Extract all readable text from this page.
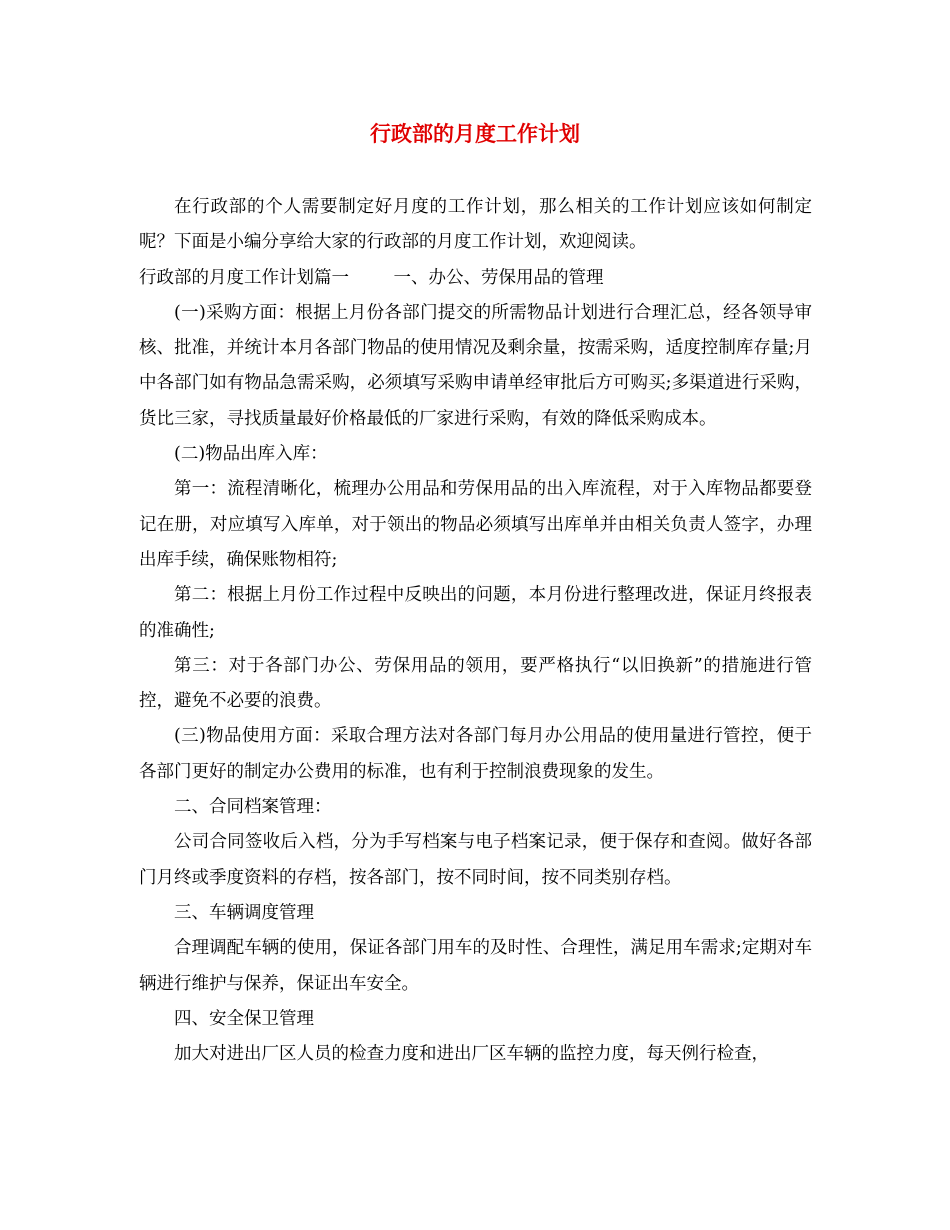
行政部的月度工作计划

在行政部的个人需要制定好月度的工作计划，那么相关的工作计划应该如何制定呢？下面是小编分享给大家的行政部的月度工作计划，欢迎阅读。

行政部的月度工作计划篇一        一、办公、劳保用品的管理

(一)采购方面：根据上月份各部门提交的所需物品计划进行合理汇总，经各领导审核、批准，并统计本月各部门物品的使用情况及剩余量，按需采购，适度控制库存量;月中各部门如有物品急需采购，必须填写采购申请单经审批后方可购买;多渠道进行采购，货比三家，寻找质量最好价格最低的厂家进行采购，有效的降低采购成本。

(二)物品出库入库：

第一：流程清晰化，梳理办公用品和劳保用品的出入库流程，对于入库物品都要登记在册，对应填写入库单，对于领出的物品必须填写出库单并由相关负责人签字，办理出库手续，确保账物相符;

第二：根据上月份工作过程中反映出的问题，本月份进行整理改进，保证月终报表的准确性;

第三：对于各部门办公、劳保用品的领用，要严格执行“以旧换新”的措施进行管控，避免不必要的浪费。

(三)物品使用方面：采取合理方法对各部门每月办公用品的使用量进行管控，便于各部门更好的制定办公费用的标准，也有利于控制浪费现象的发生。

二、合同档案管理：

公司合同签收后入档，分为手写档案与电子档案记录，便于保存和查阅。做好各部门月终或季度资料的存档，按各部门，按不同时间，按不同类别存档。

三、车辆调度管理

合理调配车辆的使用，保证各部门用车的及时性、合理性，满足用车需求;定期对车辆进行维护与保养，保证出车安全。

四、安全保卫管理

加大对进出厂区人员的检查力度和进出厂区车辆的监控力度，每天例行检查，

[Objective] Transcribe the records above verbatim. Do not carry over any picture.

[Task answer]
Extract all readable text from this page.
行政部的月度工作计划

在行政部的个人需要制定好月度的工作计划，那么相关的工作计划应该如何制定呢？下面是小编分享给大家的行政部的月度工作计划，欢迎阅读。

行政部的月度工作计划篇一        一、办公、劳保用品的管理

(一)采购方面：根据上月份各部门提交的所需物品计划进行合理汇总，经各领导审核、批准，并统计本月各部门物品的使用情况及剩余量，按需采购，适度控制库存量;月中各部门如有物品急需采购，必须填写采购申请单经审批后方可购买;多渠道进行采购，货比三家，寻找质量最好价格最低的厂家进行采购，有效的降低采购成本。

(二)物品出库入库：

第一：流程清晰化，梳理办公用品和劳保用品的出入库流程，对于入库物品都要登记在册，对应填写入库单，对于领出的物品必须填写出库单并由相关负责人签字，办理出库手续，确保账物相符;

第二：根据上月份工作过程中反映出的问题，本月份进行整理改进，保证月终报表的准确性;

第三：对于各部门办公、劳保用品的领用，要严格执行“以旧换新”的措施进行管控，避免不必要的浪费。

(三)物品使用方面：采取合理方法对各部门每月办公用品的使用量进行管控，便于各部门更好的制定办公费用的标准，也有利于控制浪费现象的发生。

二、合同档案管理：

公司合同签收后入档，分为手写档案与电子档案记录，便于保存和查阅。做好各部门月终或季度资料的存档，按各部门，按不同时间，按不同类别存档。

三、车辆调度管理

合理调配车辆的使用，保证各部门用车的及时性、合理性，满足用车需求;定期对车辆进行维护与保养，保证出车安全。

四、安全保卫管理

加大对进出厂区人员的检查力度和进出厂区车辆的监控力度，每天例行检查，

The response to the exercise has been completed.